### Direction
The records underneath are to be repeated exactly, with the pictures left out.

### Data provided
===

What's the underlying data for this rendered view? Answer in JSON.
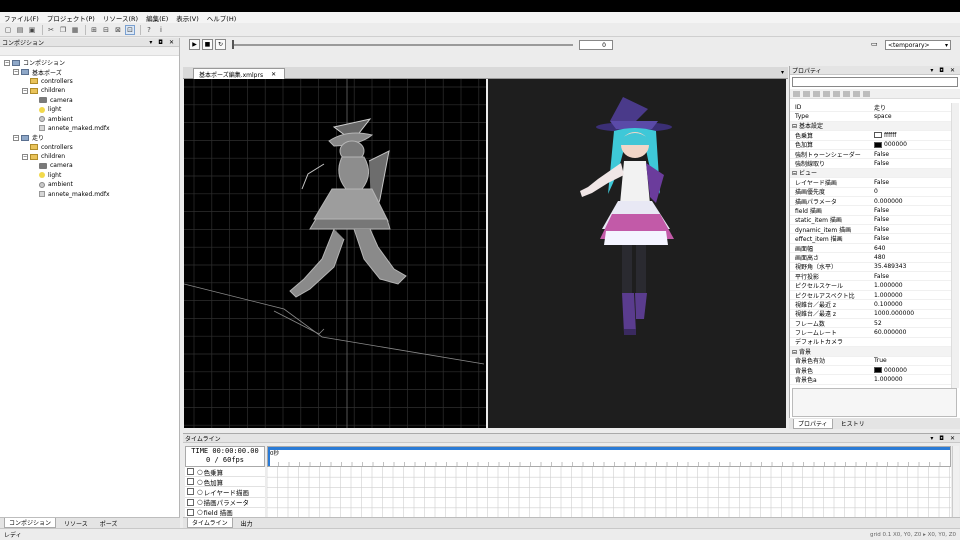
{
  "menu": [
    "ファイル(F)",
    "プロジェクト(P)",
    "リソース(R)",
    "編集(E)",
    "表示(V)",
    "ヘルプ(H)"
  ],
  "left_panel": {
    "title": "コンポジション",
    "tree": [
      {
        "label": "コンポジション",
        "level": 0,
        "icon": "comp",
        "exp": "−"
      },
      {
        "label": "基本ポーズ",
        "level": 1,
        "icon": "comp",
        "exp": "−"
      },
      {
        "label": "controllers",
        "level": 2,
        "icon": "folder",
        "exp": ""
      },
      {
        "label": "children",
        "level": 2,
        "icon": "folder",
        "exp": "−"
      },
      {
        "label": "camera",
        "level": 3,
        "icon": "cam",
        "exp": ""
      },
      {
        "label": "light",
        "level": 3,
        "icon": "light",
        "exp": ""
      },
      {
        "label": "ambient",
        "level": 3,
        "icon": "amb",
        "exp": ""
      },
      {
        "label": "annete_maked.mdfx",
        "level": 3,
        "icon": "file",
        "exp": ""
      },
      {
        "label": "走り",
        "level": 1,
        "icon": "comp",
        "exp": "−"
      },
      {
        "label": "controllers",
        "level": 2,
        "icon": "folder",
        "exp": ""
      },
      {
        "label": "children",
        "level": 2,
        "icon": "folder",
        "exp": "−"
      },
      {
        "label": "camera",
        "level": 3,
        "icon": "cam",
        "exp": ""
      },
      {
        "label": "light",
        "level": 3,
        "icon": "light",
        "exp": ""
      },
      {
        "label": "ambient",
        "level": 3,
        "icon": "amb",
        "exp": ""
      },
      {
        "label": "annete_maked.mdfx",
        "level": 3,
        "icon": "file",
        "exp": ""
      }
    ],
    "tabs": [
      "コンポジション",
      "リソース",
      "ポーズ"
    ]
  },
  "playback": {
    "frame": "0",
    "camera_select": "<temporary>"
  },
  "document_tab": "基本ポーズ編集.xmlprs",
  "properties": {
    "title": "プロパティ",
    "rows": [
      {
        "k": "ID",
        "v": "走り"
      },
      {
        "k": "Type",
        "v": "space"
      },
      {
        "k": "基本設定",
        "v": "",
        "group": true
      },
      {
        "k": "色乗算",
        "v": "ffffff",
        "swatch": "#ffffff"
      },
      {
        "k": "色加算",
        "v": "000000",
        "swatch": "#000000"
      },
      {
        "k": "強制トゥーンシェーダー",
        "v": "False"
      },
      {
        "k": "強制線取り",
        "v": "False"
      },
      {
        "k": "ビュー",
        "v": "",
        "group": true
      },
      {
        "k": "レイヤード描画",
        "v": "False"
      },
      {
        "k": "描画優先度",
        "v": "0"
      },
      {
        "k": "描画パラメータ",
        "v": "0.000000"
      },
      {
        "k": "field 描画",
        "v": "False"
      },
      {
        "k": "static_item 描画",
        "v": "False"
      },
      {
        "k": "dynamic_item 描画",
        "v": "False"
      },
      {
        "k": "effect_item 描画",
        "v": "False"
      },
      {
        "k": "画面幅",
        "v": "640"
      },
      {
        "k": "画面高さ",
        "v": "480"
      },
      {
        "k": "視野角（水平）",
        "v": "35.489343"
      },
      {
        "k": "平行投影",
        "v": "False"
      },
      {
        "k": "ピクセルスケール",
        "v": "1.000000"
      },
      {
        "k": "ピクセルアスペクト比",
        "v": "1.000000"
      },
      {
        "k": "視錐台／最近 z",
        "v": "0.100000"
      },
      {
        "k": "視錐台／最遠 z",
        "v": "1000.000000"
      },
      {
        "k": "フレーム数",
        "v": "52"
      },
      {
        "k": "フレームレート",
        "v": "60.000000"
      },
      {
        "k": "デフォルトカメラ",
        "v": ""
      },
      {
        "k": "背景",
        "v": "",
        "group": true
      },
      {
        "k": "背景色有効",
        "v": "True"
      },
      {
        "k": "背景色",
        "v": "000000",
        "swatch": "#000000"
      },
      {
        "k": "背景色a",
        "v": "1.000000"
      }
    ],
    "tabs": [
      "プロパティ",
      "ヒストリ"
    ]
  },
  "timeline": {
    "title": "タイムライン",
    "time": "TIME 00:00:00.00",
    "frames": "0 / 60fps",
    "ruler_label": "0秒",
    "tracks": [
      "色乗算",
      "色加算",
      "レイヤード描画",
      "描画パラメータ",
      "field 描画"
    ],
    "tabs": [
      "タイムライン",
      "出力"
    ]
  },
  "status": {
    "left": "レディ",
    "right": "grid 0.1  X0, Y0, Z0  ▸ X0, Y0, Z0"
  }
}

===

### Problem solution
What's the underlying data for this rendered view? Answer in JSON.
{
  "menu": [
    "ファイル(F)",
    "プロジェクト(P)",
    "リソース(R)",
    "編集(E)",
    "表示(V)",
    "ヘルプ(H)"
  ],
  "left_panel": {
    "title": "コンポジション",
    "tree": [
      {
        "label": "コンポジション",
        "level": 0,
        "icon": "comp",
        "exp": "−"
      },
      {
        "label": "基本ポーズ",
        "level": 1,
        "icon": "comp",
        "exp": "−"
      },
      {
        "label": "controllers",
        "level": 2,
        "icon": "folder",
        "exp": ""
      },
      {
        "label": "children",
        "level": 2,
        "icon": "folder",
        "exp": "−"
      },
      {
        "label": "camera",
        "level": 3,
        "icon": "cam",
        "exp": ""
      },
      {
        "label": "light",
        "level": 3,
        "icon": "light",
        "exp": ""
      },
      {
        "label": "ambient",
        "level": 3,
        "icon": "amb",
        "exp": ""
      },
      {
        "label": "annete_maked.mdfx",
        "level": 3,
        "icon": "file",
        "exp": ""
      },
      {
        "label": "走り",
        "level": 1,
        "icon": "comp",
        "exp": "−"
      },
      {
        "label": "controllers",
        "level": 2,
        "icon": "folder",
        "exp": ""
      },
      {
        "label": "children",
        "level": 2,
        "icon": "folder",
        "exp": "−"
      },
      {
        "label": "camera",
        "level": 3,
        "icon": "cam",
        "exp": ""
      },
      {
        "label": "light",
        "level": 3,
        "icon": "light",
        "exp": ""
      },
      {
        "label": "ambient",
        "level": 3,
        "icon": "amb",
        "exp": ""
      },
      {
        "label": "annete_maked.mdfx",
        "level": 3,
        "icon": "file",
        "exp": ""
      }
    ],
    "tabs": [
      "コンポジション",
      "リソース",
      "ポーズ"
    ]
  },
  "playback": {
    "frame": "0",
    "camera_select": "<temporary>"
  },
  "document_tab": "基本ポーズ編集.xmlprs",
  "properties": {
    "title": "プロパティ",
    "rows": [
      {
        "k": "ID",
        "v": "走り"
      },
      {
        "k": "Type",
        "v": "space"
      },
      {
        "k": "基本設定",
        "v": "",
        "group": true
      },
      {
        "k": "色乗算",
        "v": "ffffff",
        "swatch": "#ffffff"
      },
      {
        "k": "色加算",
        "v": "000000",
        "swatch": "#000000"
      },
      {
        "k": "強制トゥーンシェーダー",
        "v": "False"
      },
      {
        "k": "強制線取り",
        "v": "False"
      },
      {
        "k": "ビュー",
        "v": "",
        "group": true
      },
      {
        "k": "レイヤード描画",
        "v": "False"
      },
      {
        "k": "描画優先度",
        "v": "0"
      },
      {
        "k": "描画パラメータ",
        "v": "0.000000"
      },
      {
        "k": "field 描画",
        "v": "False"
      },
      {
        "k": "static_item 描画",
        "v": "False"
      },
      {
        "k": "dynamic_item 描画",
        "v": "False"
      },
      {
        "k": "effect_item 描画",
        "v": "False"
      },
      {
        "k": "画面幅",
        "v": "640"
      },
      {
        "k": "画面高さ",
        "v": "480"
      },
      {
        "k": "視野角（水平）",
        "v": "35.489343"
      },
      {
        "k": "平行投影",
        "v": "False"
      },
      {
        "k": "ピクセルスケール",
        "v": "1.000000"
      },
      {
        "k": "ピクセルアスペクト比",
        "v": "1.000000"
      },
      {
        "k": "視錐台／最近 z",
        "v": "0.100000"
      },
      {
        "k": "視錐台／最遠 z",
        "v": "1000.000000"
      },
      {
        "k": "フレーム数",
        "v": "52"
      },
      {
        "k": "フレームレート",
        "v": "60.000000"
      },
      {
        "k": "デフォルトカメラ",
        "v": ""
      },
      {
        "k": "背景",
        "v": "",
        "group": true
      },
      {
        "k": "背景色有効",
        "v": "True"
      },
      {
        "k": "背景色",
        "v": "000000",
        "swatch": "#000000"
      },
      {
        "k": "背景色a",
        "v": "1.000000"
      }
    ],
    "tabs": [
      "プロパティ",
      "ヒストリ"
    ]
  },
  "timeline": {
    "title": "タイムライン",
    "time": "TIME 00:00:00.00",
    "frames": "0 / 60fps",
    "ruler_label": "0秒",
    "tracks": [
      "色乗算",
      "色加算",
      "レイヤード描画",
      "描画パラメータ",
      "field 描画"
    ],
    "tabs": [
      "タイムライン",
      "出力"
    ]
  },
  "status": {
    "left": "レディ",
    "right": "grid 0.1  X0, Y0, Z0  ▸ X0, Y0, Z0"
  }
}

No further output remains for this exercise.